All lines in the data bearing the string "content" should be identified and copied.

[Records]
** Start **

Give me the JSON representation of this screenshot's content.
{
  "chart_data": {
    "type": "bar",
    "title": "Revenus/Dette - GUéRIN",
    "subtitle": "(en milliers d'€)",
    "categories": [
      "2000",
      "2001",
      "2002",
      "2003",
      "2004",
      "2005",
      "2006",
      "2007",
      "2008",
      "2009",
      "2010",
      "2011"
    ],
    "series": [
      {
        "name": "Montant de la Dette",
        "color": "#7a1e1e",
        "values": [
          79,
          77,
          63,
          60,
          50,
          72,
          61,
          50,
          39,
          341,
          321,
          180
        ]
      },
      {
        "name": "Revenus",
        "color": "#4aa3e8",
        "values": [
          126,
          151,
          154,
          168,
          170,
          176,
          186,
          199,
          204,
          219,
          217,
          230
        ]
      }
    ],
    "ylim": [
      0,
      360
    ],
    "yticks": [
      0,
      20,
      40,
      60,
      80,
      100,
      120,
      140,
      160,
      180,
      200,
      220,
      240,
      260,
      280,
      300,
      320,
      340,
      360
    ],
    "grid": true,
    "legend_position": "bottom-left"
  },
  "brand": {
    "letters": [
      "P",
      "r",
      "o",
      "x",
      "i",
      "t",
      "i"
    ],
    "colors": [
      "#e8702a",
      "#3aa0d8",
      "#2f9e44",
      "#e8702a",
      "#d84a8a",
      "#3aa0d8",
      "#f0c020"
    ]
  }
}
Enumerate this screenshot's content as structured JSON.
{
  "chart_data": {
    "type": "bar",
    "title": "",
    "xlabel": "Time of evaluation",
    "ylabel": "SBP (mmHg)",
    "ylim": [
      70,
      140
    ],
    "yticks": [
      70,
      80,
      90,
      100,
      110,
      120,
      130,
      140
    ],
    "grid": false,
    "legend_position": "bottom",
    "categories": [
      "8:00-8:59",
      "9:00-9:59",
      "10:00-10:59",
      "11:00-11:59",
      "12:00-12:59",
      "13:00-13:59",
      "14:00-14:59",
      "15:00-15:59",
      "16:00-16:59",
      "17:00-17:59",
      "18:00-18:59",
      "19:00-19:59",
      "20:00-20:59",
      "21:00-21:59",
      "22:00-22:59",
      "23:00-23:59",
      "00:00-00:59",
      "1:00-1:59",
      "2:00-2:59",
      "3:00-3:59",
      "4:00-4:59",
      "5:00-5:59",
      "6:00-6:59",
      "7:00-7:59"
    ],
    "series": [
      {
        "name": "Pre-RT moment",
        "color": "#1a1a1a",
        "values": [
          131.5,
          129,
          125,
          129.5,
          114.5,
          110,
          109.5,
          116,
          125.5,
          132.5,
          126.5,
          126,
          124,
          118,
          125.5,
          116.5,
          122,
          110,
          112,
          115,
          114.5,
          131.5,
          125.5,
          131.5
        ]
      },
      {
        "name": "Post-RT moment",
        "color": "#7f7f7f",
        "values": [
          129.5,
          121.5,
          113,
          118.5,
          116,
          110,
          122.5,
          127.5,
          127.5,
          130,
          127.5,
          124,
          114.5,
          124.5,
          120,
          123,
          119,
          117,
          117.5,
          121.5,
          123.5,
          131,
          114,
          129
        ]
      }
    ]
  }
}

** End **

| SOLUTION TO THIS EXERCISE |
Give me the JSON representation of this screenshot's content.
Enumerate this screenshot's content as structured JSON.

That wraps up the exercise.